━━━ Dataset records
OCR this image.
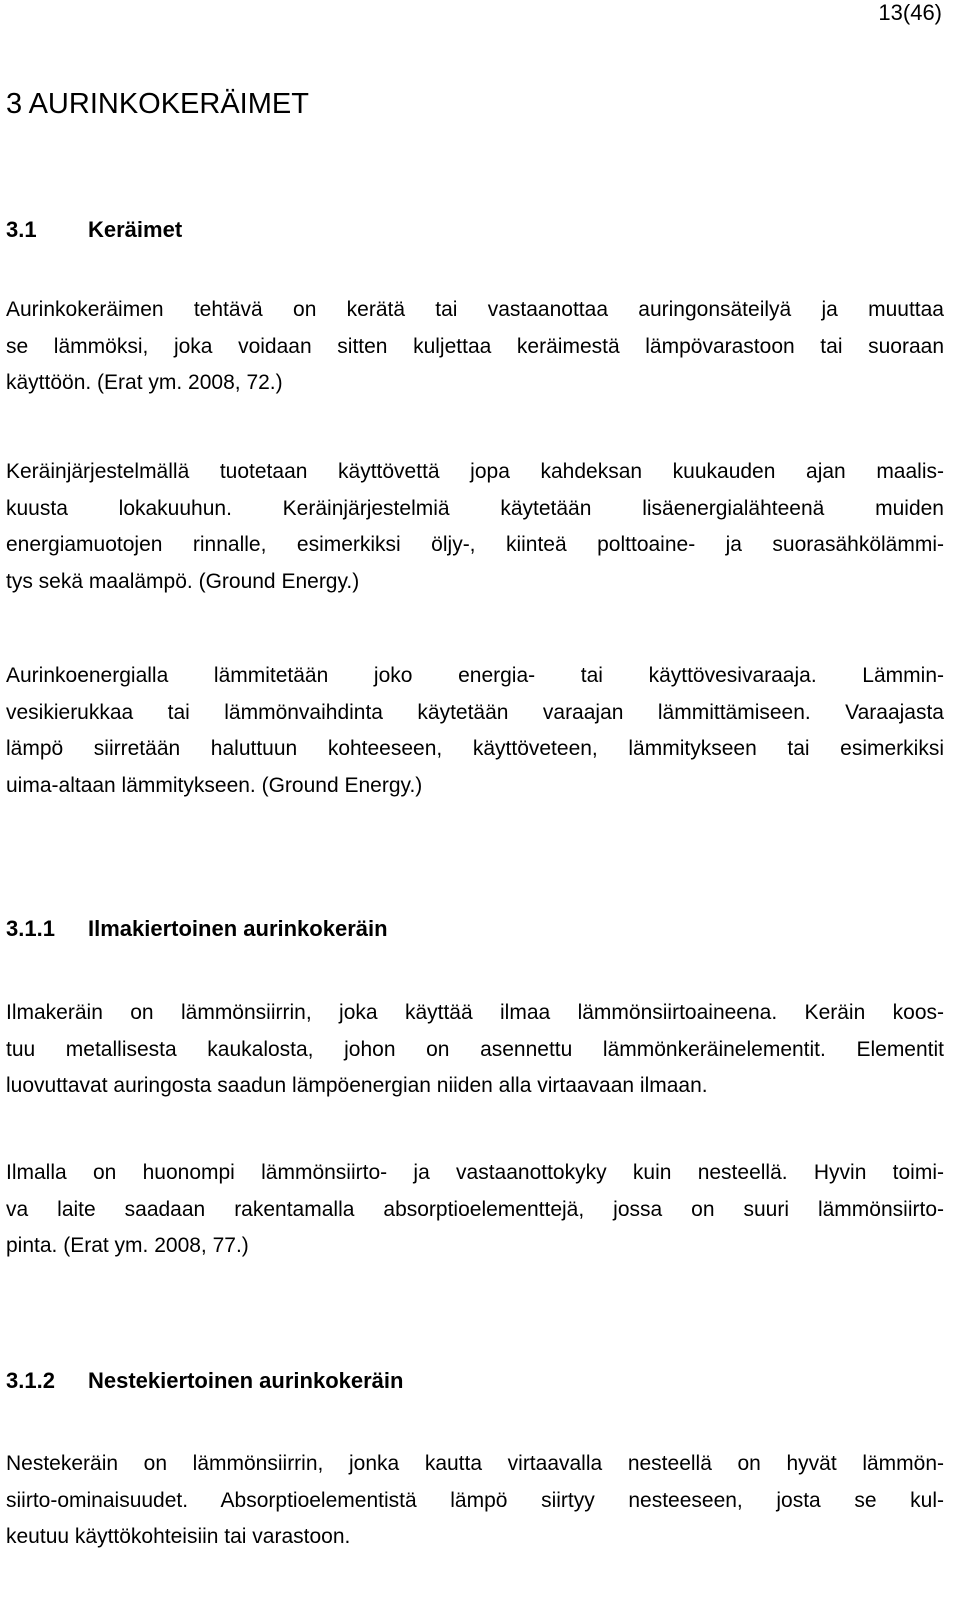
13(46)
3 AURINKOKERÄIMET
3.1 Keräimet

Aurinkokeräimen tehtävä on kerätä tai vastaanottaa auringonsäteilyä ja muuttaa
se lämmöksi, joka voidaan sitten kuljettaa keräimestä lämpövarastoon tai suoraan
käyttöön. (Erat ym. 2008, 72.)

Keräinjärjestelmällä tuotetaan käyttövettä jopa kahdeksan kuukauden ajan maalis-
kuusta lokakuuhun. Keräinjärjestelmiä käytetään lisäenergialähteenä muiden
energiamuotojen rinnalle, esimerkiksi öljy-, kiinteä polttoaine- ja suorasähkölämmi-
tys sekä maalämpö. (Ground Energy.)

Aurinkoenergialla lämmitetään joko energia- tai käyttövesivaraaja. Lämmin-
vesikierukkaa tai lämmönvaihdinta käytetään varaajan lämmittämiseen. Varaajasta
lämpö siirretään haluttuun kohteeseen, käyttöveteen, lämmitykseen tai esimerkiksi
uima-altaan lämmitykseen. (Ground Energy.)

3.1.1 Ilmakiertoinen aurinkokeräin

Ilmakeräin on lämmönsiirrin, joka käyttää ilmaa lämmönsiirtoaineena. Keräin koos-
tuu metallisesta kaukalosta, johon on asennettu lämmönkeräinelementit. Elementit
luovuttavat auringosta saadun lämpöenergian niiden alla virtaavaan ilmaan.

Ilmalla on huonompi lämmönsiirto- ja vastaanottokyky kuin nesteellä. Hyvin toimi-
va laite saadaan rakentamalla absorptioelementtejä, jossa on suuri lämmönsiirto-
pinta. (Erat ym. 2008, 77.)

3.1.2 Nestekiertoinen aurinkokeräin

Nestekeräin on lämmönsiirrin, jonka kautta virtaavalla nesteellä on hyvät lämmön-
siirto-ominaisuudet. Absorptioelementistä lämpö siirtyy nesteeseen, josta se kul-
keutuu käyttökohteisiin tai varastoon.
━━━━━━
What to produce> Each line above that includes "nesteellä" counts once; state the total and nothing more.

Answer to the problem> 2